(Data records)
══════════
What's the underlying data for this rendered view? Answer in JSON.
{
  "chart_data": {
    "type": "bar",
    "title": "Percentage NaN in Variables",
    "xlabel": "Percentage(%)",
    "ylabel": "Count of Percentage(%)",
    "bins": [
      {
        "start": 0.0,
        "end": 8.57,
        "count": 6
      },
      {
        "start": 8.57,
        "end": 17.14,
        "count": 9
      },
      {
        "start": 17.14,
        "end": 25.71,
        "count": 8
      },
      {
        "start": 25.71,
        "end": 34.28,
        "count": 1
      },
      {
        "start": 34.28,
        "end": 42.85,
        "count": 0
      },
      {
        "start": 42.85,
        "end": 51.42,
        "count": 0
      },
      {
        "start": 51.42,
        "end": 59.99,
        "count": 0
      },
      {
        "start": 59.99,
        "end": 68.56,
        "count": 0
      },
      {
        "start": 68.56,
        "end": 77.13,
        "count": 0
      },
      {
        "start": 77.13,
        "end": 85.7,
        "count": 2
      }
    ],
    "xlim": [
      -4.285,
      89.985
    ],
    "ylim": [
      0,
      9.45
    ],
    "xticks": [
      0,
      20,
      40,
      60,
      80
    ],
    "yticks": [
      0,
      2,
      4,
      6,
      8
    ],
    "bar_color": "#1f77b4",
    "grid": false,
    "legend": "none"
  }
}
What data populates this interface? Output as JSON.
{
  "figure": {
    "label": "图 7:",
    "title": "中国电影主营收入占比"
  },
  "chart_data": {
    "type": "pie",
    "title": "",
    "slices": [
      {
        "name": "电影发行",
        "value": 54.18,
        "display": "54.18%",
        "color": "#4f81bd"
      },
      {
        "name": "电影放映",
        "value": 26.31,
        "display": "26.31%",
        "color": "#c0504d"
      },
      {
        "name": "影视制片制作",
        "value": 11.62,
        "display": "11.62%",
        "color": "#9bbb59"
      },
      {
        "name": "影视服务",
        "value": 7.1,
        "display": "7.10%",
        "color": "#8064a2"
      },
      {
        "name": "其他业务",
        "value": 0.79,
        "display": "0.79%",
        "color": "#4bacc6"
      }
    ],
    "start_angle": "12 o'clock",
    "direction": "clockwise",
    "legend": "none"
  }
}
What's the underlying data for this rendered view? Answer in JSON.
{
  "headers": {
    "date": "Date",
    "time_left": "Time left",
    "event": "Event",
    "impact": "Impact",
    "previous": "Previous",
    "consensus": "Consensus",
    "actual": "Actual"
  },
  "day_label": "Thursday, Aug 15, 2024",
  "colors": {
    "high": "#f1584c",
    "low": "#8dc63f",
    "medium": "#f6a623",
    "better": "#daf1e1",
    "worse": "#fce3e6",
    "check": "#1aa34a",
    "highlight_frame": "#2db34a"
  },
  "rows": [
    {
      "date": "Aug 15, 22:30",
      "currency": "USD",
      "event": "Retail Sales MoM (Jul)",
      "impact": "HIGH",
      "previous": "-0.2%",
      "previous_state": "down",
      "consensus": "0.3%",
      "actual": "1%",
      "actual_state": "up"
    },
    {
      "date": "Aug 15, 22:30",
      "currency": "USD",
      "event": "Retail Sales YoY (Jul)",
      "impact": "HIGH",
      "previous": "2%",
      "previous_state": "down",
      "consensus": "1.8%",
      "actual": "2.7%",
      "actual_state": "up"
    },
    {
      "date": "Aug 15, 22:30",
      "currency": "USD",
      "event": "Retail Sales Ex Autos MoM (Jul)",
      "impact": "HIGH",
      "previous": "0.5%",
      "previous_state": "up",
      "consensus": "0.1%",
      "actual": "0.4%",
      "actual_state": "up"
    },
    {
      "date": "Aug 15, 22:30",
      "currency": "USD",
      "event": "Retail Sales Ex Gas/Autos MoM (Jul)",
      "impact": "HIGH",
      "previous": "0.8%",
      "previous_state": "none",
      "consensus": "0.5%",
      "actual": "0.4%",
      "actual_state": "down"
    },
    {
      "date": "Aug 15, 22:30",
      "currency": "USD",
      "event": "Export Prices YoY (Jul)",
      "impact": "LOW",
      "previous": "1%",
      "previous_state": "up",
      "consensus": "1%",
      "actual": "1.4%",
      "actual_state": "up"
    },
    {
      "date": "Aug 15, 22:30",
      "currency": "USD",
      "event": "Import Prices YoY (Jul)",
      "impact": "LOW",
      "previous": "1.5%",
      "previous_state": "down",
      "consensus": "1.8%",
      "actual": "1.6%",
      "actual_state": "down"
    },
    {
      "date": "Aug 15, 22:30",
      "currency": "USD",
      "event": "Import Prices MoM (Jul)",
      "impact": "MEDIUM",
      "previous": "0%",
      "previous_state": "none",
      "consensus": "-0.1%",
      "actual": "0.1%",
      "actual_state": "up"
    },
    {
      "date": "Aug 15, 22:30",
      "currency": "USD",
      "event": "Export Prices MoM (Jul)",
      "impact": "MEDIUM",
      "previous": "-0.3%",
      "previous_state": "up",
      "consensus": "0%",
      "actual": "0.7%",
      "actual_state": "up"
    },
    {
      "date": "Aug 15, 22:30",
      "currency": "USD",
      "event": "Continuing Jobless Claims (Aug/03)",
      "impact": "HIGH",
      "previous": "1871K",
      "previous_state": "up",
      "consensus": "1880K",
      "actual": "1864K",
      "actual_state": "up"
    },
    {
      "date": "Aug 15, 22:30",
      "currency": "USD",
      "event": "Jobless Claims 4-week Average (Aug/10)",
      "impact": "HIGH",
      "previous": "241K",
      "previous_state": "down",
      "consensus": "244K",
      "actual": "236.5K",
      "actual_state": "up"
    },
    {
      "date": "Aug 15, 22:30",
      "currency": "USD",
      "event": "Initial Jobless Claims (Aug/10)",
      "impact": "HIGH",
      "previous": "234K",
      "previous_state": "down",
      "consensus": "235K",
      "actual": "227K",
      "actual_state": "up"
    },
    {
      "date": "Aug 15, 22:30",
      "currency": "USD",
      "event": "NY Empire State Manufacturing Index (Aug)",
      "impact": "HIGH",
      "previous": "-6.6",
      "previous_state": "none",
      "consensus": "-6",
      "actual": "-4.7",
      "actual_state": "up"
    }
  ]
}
══════════
Copy out the whole listing exactly as written.

What's the underlying data for this rendered view? Answer in JSON.
{
  "chart_data": {
    "type": "bar",
    "title": "Percentage NaN in Variables",
    "xlabel": "Percentage(%)",
    "ylabel": "Count of Percentage(%)",
    "bins": [
      {
        "start": 0.0,
        "end": 8.57,
        "count": 6
      },
      {
        "start": 8.57,
        "end": 17.14,
        "count": 9
      },
      {
        "start": 17.14,
        "end": 25.71,
        "count": 8
      },
      {
        "start": 25.71,
        "end": 34.28,
        "count": 1
      },
      {
        "start": 34.28,
        "end": 42.85,
        "count": 0
      },
      {
        "start": 42.85,
        "end": 51.42,
        "count": 0
      },
      {
        "start": 51.42,
        "end": 59.99,
        "count": 0
      },
      {
        "start": 59.99,
        "end": 68.56,
        "count": 0
      },
      {
        "start": 68.56,
        "end": 77.13,
        "count": 0
      },
      {
        "start": 77.13,
        "end": 85.7,
        "count": 2
      }
    ],
    "xlim": [
      -4.285,
      89.985
    ],
    "ylim": [
      0,
      9.45
    ],
    "xticks": [
      0,
      20,
      40,
      60,
      80
    ],
    "yticks": [
      0,
      2,
      4,
      6,
      8
    ],
    "bar_color": "#1f77b4",
    "grid": false,
    "legend": "none"
  }
}
What data populates this interface? Output as JSON.
{
  "figure": {
    "label": "图 7:",
    "title": "中国电影主营收入占比"
  },
  "chart_data": {
    "type": "pie",
    "title": "",
    "slices": [
      {
        "name": "电影发行",
        "value": 54.18,
        "display": "54.18%",
        "color": "#4f81bd"
      },
      {
        "name": "电影放映",
        "value": 26.31,
        "display": "26.31%",
        "color": "#c0504d"
      },
      {
        "name": "影视制片制作",
        "value": 11.62,
        "display": "11.62%",
        "color": "#9bbb59"
      },
      {
        "name": "影视服务",
        "value": 7.1,
        "display": "7.10%",
        "color": "#8064a2"
      },
      {
        "name": "其他业务",
        "value": 0.79,
        "display": "0.79%",
        "color": "#4bacc6"
      }
    ],
    "start_angle": "12 o'clock",
    "direction": "clockwise",
    "legend": "none"
  }
}
What's the underlying data for this rendered view? Answer in JSON.
{
  "headers": {
    "date": "Date",
    "time_left": "Time left",
    "event": "Event",
    "impact": "Impact",
    "previous": "Previous",
    "consensus": "Consensus",
    "actual": "Actual"
  },
  "day_label": "Thursday, Aug 15, 2024",
  "colors": {
    "high": "#f1584c",
    "low": "#8dc63f",
    "medium": "#f6a623",
    "better": "#daf1e1",
    "worse": "#fce3e6",
    "check": "#1aa34a",
    "highlight_frame": "#2db34a"
  },
  "rows": [
    {
      "date": "Aug 15, 22:30",
      "currency": "USD",
      "event": "Retail Sales MoM (Jul)",
      "impact": "HIGH",
      "previous": "-0.2%",
      "previous_state": "down",
      "consensus": "0.3%",
      "actual": "1%",
      "actual_state": "up"
    },
    {
      "date": "Aug 15, 22:30",
      "currency": "USD",
      "event": "Retail Sales YoY (Jul)",
      "impact": "HIGH",
      "previous": "2%",
      "previous_state": "down",
      "consensus": "1.8%",
      "actual": "2.7%",
      "actual_state": "up"
    },
    {
      "date": "Aug 15, 22:30",
      "currency": "USD",
      "event": "Retail Sales Ex Autos MoM (Jul)",
      "impact": "HIGH",
      "previous": "0.5%",
      "previous_state": "up",
      "consensus": "0.1%",
      "actual": "0.4%",
      "actual_state": "up"
    },
    {
      "date": "Aug 15, 22:30",
      "currency": "USD",
      "event": "Retail Sales Ex Gas/Autos MoM (Jul)",
      "impact": "HIGH",
      "previous": "0.8%",
      "previous_state": "none",
      "consensus": "0.5%",
      "actual": "0.4%",
      "actual_state": "down"
    },
    {
      "date": "Aug 15, 22:30",
      "currency": "USD",
      "event": "Export Prices YoY (Jul)",
      "impact": "LOW",
      "previous": "1%",
      "previous_state": "up",
      "consensus": "1%",
      "actual": "1.4%",
      "actual_state": "up"
    },
    {
      "date": "Aug 15, 22:30",
      "currency": "USD",
      "event": "Import Prices YoY (Jul)",
      "impact": "LOW",
      "previous": "1.5%",
      "previous_state": "down",
      "consensus": "1.8%",
      "actual": "1.6%",
      "actual_state": "down"
    },
    {
      "date": "Aug 15, 22:30",
      "currency": "USD",
      "event": "Import Prices MoM (Jul)",
      "impact": "MEDIUM",
      "previous": "0%",
      "previous_state": "none",
      "consensus": "-0.1%",
      "actual": "0.1%",
      "actual_state": "up"
    },
    {
      "date": "Aug 15, 22:30",
      "currency": "USD",
      "event": "Export Prices MoM (Jul)",
      "impact": "MEDIUM",
      "previous": "-0.3%",
      "previous_state": "up",
      "consensus": "0%",
      "actual": "0.7%",
      "actual_state": "up"
    },
    {
      "date": "Aug 15, 22:30",
      "currency": "USD",
      "event": "Continuing Jobless Claims (Aug/03)",
      "impact": "HIGH",
      "previous": "1871K",
      "previous_state": "up",
      "consensus": "1880K",
      "actual": "1864K",
      "actual_state": "up"
    },
    {
      "date": "Aug 15, 22:30",
      "currency": "USD",
      "event": "Jobless Claims 4-week Average (Aug/10)",
      "impact": "HIGH",
      "previous": "241K",
      "previous_state": "down",
      "consensus": "244K",
      "actual": "236.5K",
      "actual_state": "up"
    },
    {
      "date": "Aug 15, 22:30",
      "currency": "USD",
      "event": "Initial Jobless Claims (Aug/10)",
      "impact": "HIGH",
      "previous": "234K",
      "previous_state": "down",
      "consensus": "235K",
      "actual": "227K",
      "actual_state": "up"
    },
    {
      "date": "Aug 15, 22:30",
      "currency": "USD",
      "event": "NY Empire State Manufacturing Index (Aug)",
      "impact": "HIGH",
      "previous": "-6.6",
      "previous_state": "none",
      "consensus": "-6",
      "actual": "-4.7",
      "actual_state": "up"
    }
  ]
}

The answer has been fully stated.